Data entries for graphics:

══════════

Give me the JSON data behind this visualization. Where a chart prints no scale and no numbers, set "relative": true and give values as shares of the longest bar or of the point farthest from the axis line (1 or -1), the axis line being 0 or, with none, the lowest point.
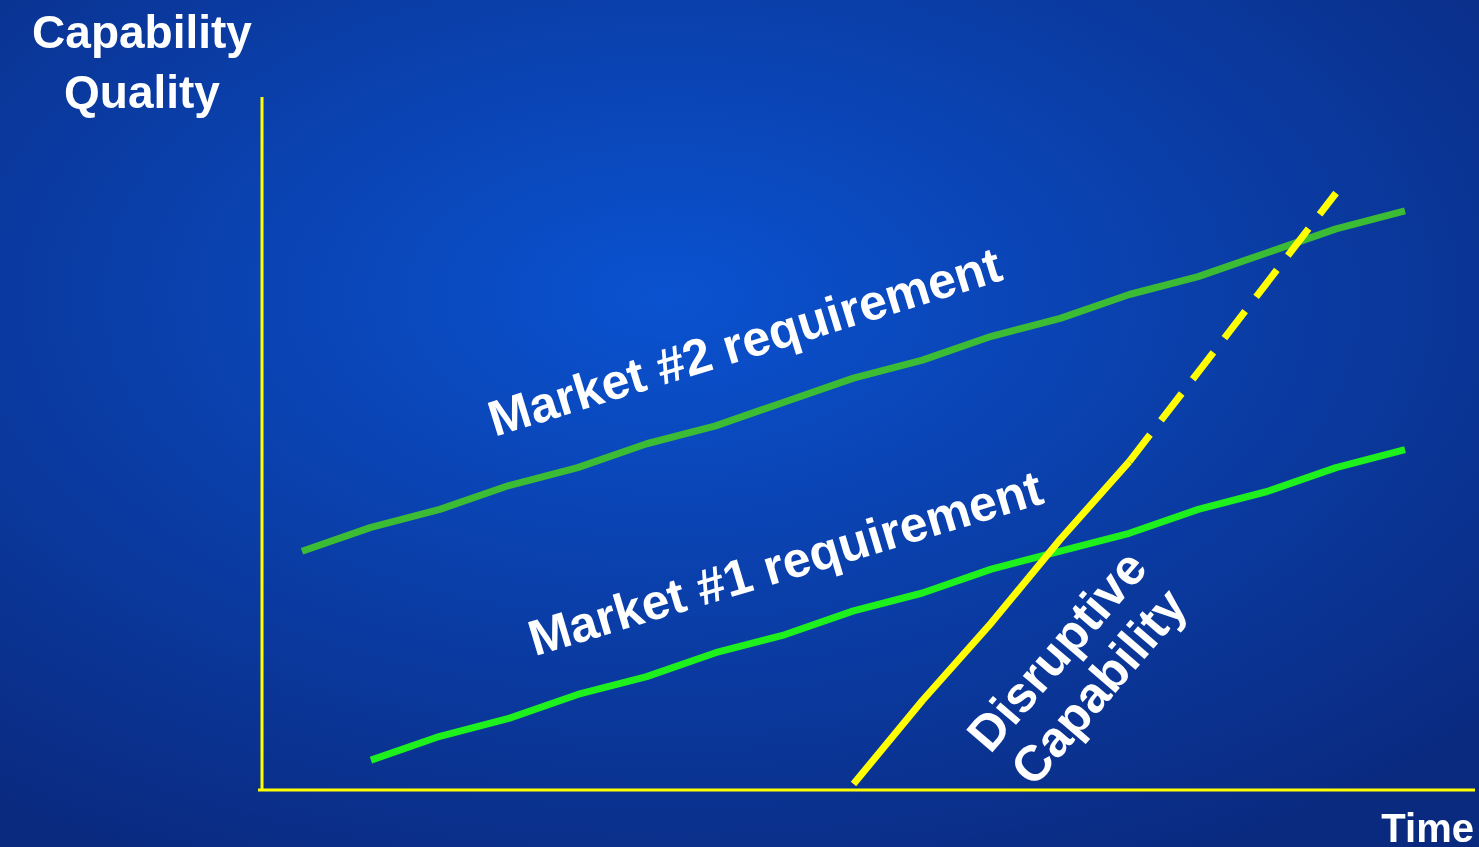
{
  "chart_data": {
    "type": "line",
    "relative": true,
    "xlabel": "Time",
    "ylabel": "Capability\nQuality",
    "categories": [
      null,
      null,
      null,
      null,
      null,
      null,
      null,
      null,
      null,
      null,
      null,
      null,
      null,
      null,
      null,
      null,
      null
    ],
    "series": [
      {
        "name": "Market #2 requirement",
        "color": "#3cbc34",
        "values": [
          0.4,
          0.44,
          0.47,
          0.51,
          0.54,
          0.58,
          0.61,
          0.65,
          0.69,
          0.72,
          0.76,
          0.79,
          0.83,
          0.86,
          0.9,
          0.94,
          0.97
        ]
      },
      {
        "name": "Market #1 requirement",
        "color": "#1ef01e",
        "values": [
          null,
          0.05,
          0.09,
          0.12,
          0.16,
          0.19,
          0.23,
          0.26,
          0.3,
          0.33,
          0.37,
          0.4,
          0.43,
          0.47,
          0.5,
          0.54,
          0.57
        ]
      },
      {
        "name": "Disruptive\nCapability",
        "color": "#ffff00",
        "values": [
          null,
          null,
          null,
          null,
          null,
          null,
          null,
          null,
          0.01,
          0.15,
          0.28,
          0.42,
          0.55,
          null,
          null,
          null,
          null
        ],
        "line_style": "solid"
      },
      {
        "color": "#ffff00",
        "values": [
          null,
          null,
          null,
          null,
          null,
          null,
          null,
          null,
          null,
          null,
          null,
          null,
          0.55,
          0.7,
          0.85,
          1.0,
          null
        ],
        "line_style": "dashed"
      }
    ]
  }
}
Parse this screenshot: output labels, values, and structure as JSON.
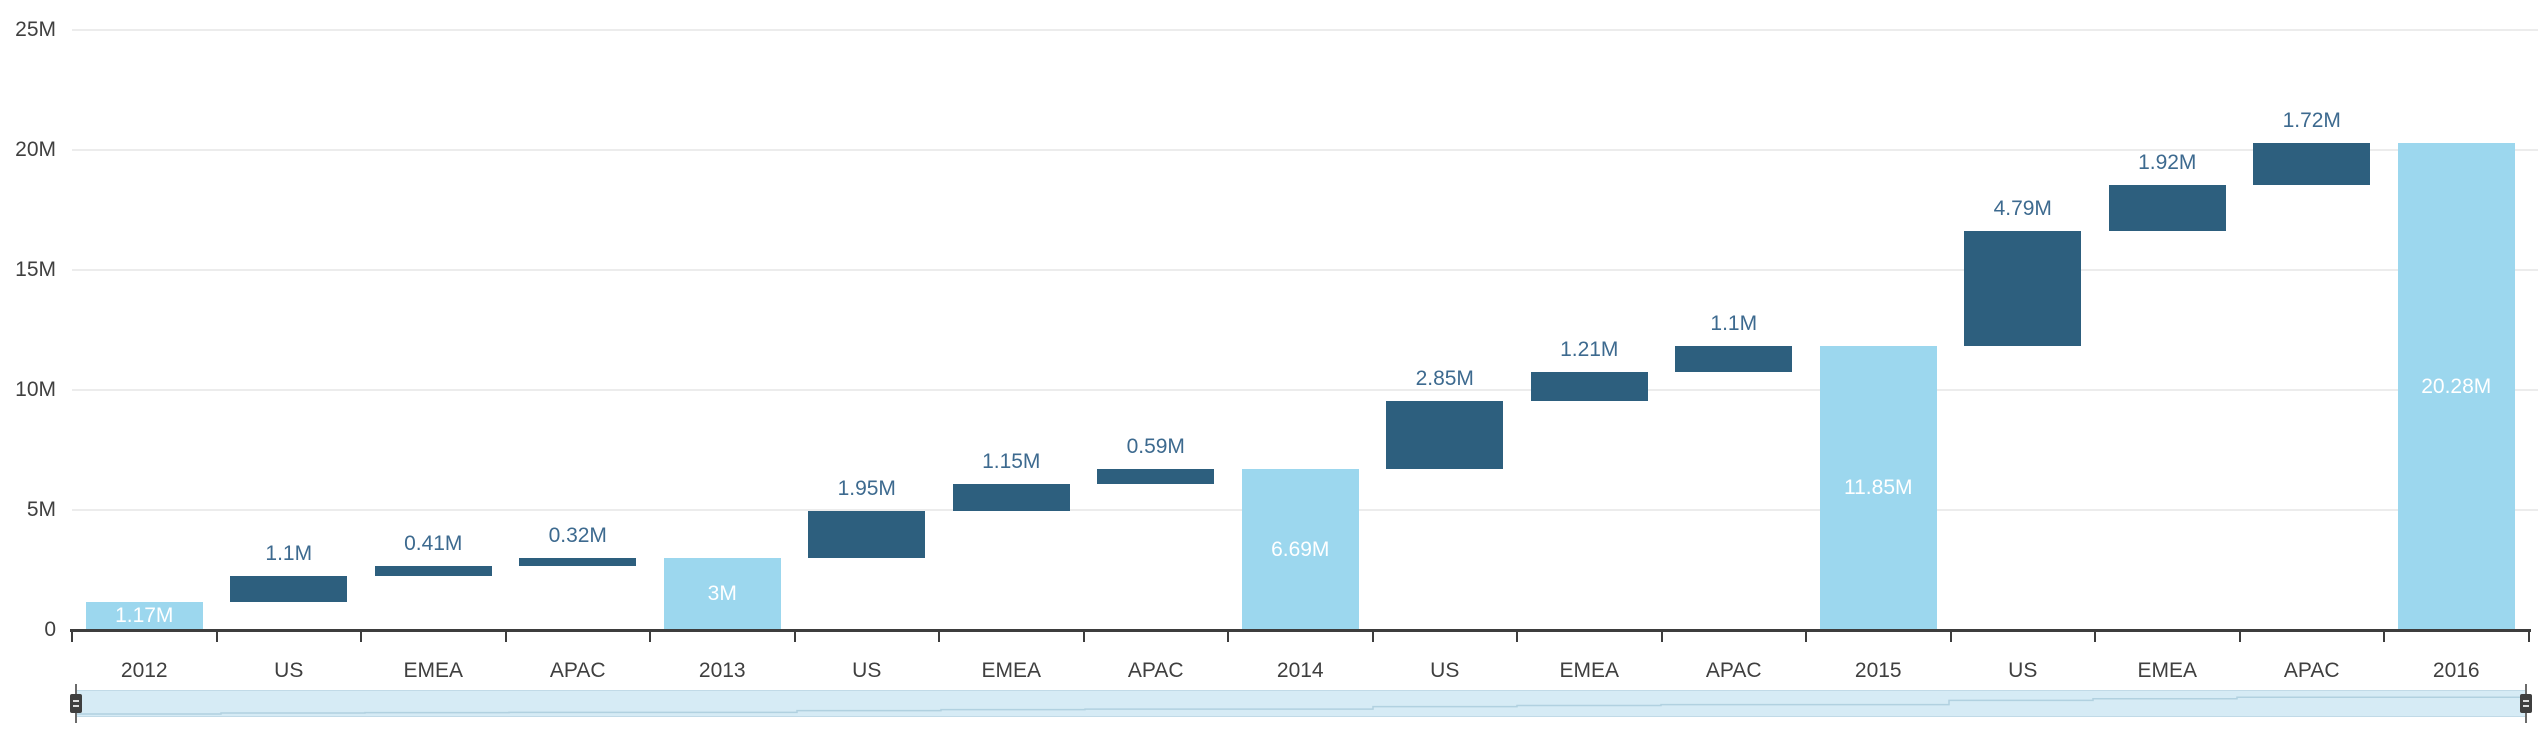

══════════

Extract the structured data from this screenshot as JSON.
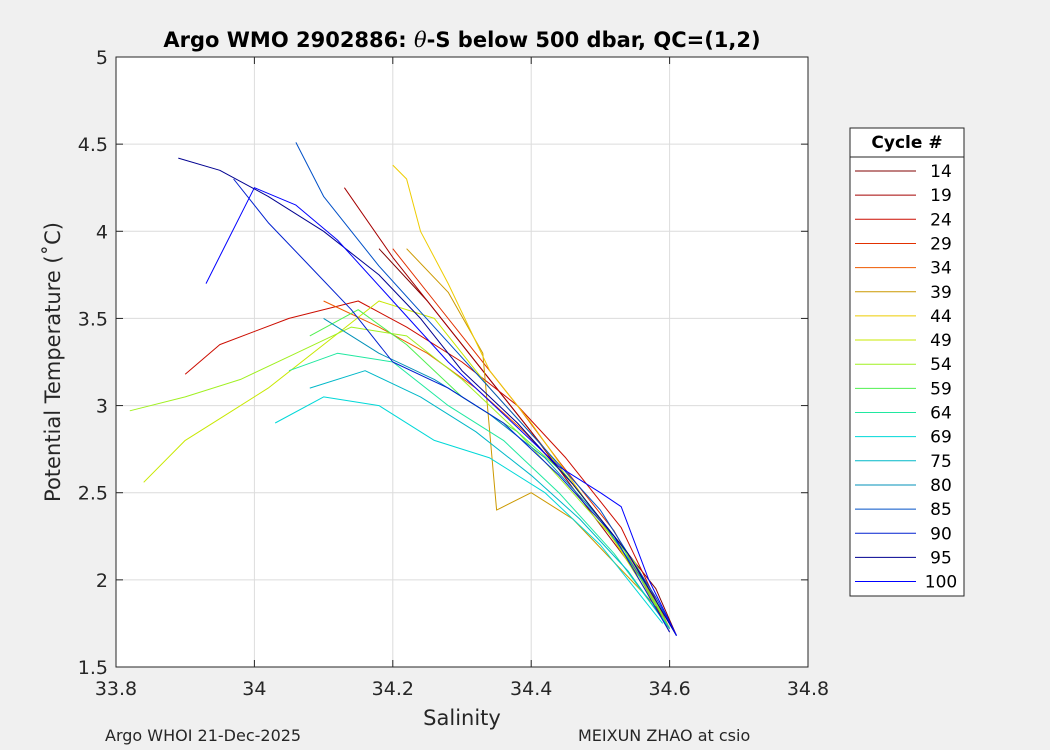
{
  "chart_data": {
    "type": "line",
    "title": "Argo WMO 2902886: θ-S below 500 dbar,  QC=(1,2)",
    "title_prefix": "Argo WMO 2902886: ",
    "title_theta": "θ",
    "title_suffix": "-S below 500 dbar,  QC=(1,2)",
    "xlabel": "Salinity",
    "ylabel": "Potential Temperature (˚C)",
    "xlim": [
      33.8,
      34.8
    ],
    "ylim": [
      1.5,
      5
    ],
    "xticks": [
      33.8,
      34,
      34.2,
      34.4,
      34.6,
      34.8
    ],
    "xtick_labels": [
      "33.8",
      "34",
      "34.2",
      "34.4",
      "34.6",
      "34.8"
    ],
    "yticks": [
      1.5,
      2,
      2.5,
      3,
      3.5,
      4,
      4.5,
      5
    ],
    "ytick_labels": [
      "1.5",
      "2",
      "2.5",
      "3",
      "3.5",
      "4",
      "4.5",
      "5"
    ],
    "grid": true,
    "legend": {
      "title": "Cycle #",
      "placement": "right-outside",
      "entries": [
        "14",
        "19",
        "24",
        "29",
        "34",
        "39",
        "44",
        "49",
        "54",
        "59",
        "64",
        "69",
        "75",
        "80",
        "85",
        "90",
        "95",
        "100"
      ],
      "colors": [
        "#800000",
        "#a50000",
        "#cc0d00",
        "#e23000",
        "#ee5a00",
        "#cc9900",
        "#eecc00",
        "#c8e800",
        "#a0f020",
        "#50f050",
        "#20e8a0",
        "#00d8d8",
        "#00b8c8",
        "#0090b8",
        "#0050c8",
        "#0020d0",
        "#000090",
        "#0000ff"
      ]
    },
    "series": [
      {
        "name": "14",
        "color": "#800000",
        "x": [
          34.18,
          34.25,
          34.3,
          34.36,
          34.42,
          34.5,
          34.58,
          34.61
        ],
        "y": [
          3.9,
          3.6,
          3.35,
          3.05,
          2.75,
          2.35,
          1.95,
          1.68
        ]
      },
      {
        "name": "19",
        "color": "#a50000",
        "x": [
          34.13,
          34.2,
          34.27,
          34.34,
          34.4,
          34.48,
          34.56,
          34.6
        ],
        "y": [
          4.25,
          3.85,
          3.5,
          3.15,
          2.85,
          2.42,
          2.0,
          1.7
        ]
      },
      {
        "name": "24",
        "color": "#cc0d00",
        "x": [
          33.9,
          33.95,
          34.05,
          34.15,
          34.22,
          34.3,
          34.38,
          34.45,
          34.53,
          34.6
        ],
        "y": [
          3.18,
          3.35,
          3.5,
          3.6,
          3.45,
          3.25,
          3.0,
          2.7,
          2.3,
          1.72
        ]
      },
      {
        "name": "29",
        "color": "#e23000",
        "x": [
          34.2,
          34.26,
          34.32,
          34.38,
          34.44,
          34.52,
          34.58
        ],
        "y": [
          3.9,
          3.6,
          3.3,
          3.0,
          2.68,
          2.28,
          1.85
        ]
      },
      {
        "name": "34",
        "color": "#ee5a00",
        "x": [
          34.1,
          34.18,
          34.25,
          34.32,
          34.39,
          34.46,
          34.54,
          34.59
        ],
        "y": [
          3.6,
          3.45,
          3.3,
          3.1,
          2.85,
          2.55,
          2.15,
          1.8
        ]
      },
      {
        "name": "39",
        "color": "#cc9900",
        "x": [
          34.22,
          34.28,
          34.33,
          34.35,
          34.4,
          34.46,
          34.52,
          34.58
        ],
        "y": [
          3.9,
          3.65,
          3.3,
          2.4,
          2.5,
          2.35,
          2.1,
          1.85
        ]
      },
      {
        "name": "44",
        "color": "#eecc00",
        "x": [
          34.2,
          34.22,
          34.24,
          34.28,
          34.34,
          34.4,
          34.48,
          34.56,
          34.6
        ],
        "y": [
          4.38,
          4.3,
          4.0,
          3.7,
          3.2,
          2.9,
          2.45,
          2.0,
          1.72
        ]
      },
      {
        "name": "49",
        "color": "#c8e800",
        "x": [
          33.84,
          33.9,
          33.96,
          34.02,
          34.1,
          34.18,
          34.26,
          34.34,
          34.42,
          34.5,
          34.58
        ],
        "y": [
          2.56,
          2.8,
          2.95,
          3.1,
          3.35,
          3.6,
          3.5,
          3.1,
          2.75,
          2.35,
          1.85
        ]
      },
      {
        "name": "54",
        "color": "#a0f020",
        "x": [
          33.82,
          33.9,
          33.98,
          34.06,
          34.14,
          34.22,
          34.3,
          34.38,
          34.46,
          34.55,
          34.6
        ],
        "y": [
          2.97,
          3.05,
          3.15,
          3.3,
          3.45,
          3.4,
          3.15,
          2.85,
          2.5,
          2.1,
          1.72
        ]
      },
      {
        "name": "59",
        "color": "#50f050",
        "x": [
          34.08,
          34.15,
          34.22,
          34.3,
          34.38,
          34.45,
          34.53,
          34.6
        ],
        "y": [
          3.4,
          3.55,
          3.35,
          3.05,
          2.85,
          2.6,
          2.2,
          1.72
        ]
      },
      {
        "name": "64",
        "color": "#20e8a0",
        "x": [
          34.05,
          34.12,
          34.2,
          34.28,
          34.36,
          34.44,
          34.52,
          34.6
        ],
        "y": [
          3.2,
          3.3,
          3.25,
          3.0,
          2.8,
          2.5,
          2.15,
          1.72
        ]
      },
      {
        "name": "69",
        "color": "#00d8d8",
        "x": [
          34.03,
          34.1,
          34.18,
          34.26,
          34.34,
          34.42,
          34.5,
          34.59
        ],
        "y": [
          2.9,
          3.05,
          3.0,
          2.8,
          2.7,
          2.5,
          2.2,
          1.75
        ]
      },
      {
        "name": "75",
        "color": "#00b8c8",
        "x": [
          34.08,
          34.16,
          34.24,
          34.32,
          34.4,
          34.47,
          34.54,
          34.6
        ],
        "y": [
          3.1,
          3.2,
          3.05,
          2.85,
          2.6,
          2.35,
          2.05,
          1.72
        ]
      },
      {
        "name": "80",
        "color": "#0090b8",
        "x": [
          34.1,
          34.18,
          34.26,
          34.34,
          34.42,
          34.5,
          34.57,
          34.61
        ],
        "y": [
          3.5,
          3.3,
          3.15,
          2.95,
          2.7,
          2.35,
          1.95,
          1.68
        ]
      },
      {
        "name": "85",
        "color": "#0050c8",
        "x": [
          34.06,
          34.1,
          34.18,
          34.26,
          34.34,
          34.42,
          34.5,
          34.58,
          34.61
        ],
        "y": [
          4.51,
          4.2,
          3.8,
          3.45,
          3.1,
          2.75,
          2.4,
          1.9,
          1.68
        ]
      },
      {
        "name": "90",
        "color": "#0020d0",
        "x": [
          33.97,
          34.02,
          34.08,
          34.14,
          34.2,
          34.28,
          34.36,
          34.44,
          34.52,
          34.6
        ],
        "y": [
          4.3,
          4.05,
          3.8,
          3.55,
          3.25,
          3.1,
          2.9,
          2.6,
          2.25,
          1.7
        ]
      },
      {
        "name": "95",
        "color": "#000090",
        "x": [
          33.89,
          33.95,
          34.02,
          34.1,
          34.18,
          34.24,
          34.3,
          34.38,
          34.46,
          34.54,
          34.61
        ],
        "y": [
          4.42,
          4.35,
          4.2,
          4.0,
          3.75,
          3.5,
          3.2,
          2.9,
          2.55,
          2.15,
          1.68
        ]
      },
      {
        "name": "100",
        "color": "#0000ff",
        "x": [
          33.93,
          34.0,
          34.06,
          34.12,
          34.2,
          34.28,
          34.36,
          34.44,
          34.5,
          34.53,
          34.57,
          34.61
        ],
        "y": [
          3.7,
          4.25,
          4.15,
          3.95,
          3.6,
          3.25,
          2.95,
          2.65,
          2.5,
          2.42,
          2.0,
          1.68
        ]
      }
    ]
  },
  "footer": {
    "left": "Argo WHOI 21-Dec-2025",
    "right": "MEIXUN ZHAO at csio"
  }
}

══════════

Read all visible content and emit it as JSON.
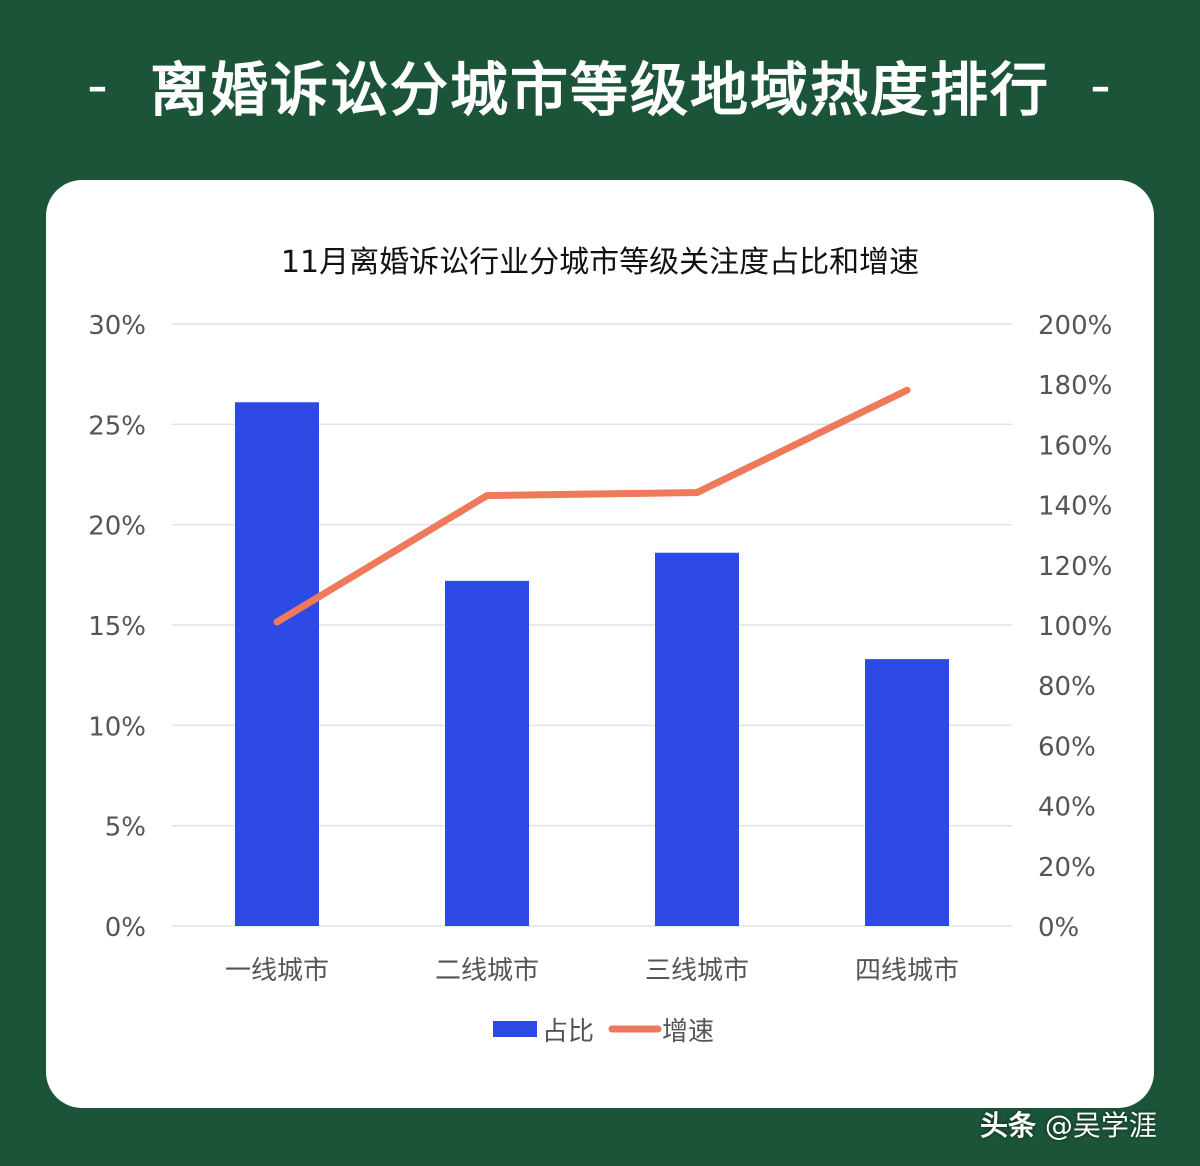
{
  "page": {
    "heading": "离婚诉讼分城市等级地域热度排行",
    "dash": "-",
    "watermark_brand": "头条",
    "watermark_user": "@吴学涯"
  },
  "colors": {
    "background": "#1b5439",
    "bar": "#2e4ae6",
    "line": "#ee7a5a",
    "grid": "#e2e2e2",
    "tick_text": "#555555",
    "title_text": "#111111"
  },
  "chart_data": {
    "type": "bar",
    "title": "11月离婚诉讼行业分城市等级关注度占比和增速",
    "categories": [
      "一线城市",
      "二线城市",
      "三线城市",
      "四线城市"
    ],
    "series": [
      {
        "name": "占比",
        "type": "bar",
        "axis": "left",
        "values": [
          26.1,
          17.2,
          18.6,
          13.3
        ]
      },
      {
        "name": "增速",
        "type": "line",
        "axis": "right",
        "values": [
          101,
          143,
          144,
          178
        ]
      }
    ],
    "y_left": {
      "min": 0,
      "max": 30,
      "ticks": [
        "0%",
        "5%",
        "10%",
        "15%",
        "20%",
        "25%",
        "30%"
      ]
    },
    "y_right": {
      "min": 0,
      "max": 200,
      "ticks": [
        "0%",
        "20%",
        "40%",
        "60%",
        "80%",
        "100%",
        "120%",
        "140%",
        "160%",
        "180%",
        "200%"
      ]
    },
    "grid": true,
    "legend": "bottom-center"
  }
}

══════════

**TO DO:**
From the records above, copy exactly the stretch from the line holding "Give me the" through the line holding "Parse this screenshot: output", both ends included, without the pictures.

**RESULT OF THIS EXERCISE:**
Give me the JSON data behind this visualization. Where a chart prints no scale and no numbers, set "relative": true and give values as shares of the longest bar or of the point farthest from the axis line (1 or -1), the axis line being 0 or, with none, the lowest point.
{
  "chart_data": {
    "type": "line",
    "relative": true,
    "xlabel": "Time",
    "ylabel": "Capability\nQuality",
    "categories": [
      null,
      null,
      null,
      null,
      null,
      null,
      null,
      null,
      null,
      null,
      null,
      null,
      null,
      null,
      null,
      null,
      null
    ],
    "series": [
      {
        "name": "Market #2 requirement",
        "color": "#3cbc34",
        "values": [
          0.4,
          0.44,
          0.47,
          0.51,
          0.54,
          0.58,
          0.61,
          0.65,
          0.69,
          0.72,
          0.76,
          0.79,
          0.83,
          0.86,
          0.9,
          0.94,
          0.97
        ]
      },
      {
        "name": "Market #1 requirement",
        "color": "#1ef01e",
        "values": [
          null,
          0.05,
          0.09,
          0.12,
          0.16,
          0.19,
          0.23,
          0.26,
          0.3,
          0.33,
          0.37,
          0.4,
          0.43,
          0.47,
          0.5,
          0.54,
          0.57
        ]
      },
      {
        "name": "Disruptive\nCapability",
        "color": "#ffff00",
        "values": [
          null,
          null,
          null,
          null,
          null,
          null,
          null,
          null,
          0.01,
          0.15,
          0.28,
          0.42,
          0.55,
          null,
          null,
          null,
          null
        ],
        "line_style": "solid"
      },
      {
        "color": "#ffff00",
        "values": [
          null,
          null,
          null,
          null,
          null,
          null,
          null,
          null,
          null,
          null,
          null,
          null,
          0.55,
          0.7,
          0.85,
          1.0,
          null
        ],
        "line_style": "dashed"
      }
    ]
  }
}
Parse this screenshot: output labels, values, and structure as JSON.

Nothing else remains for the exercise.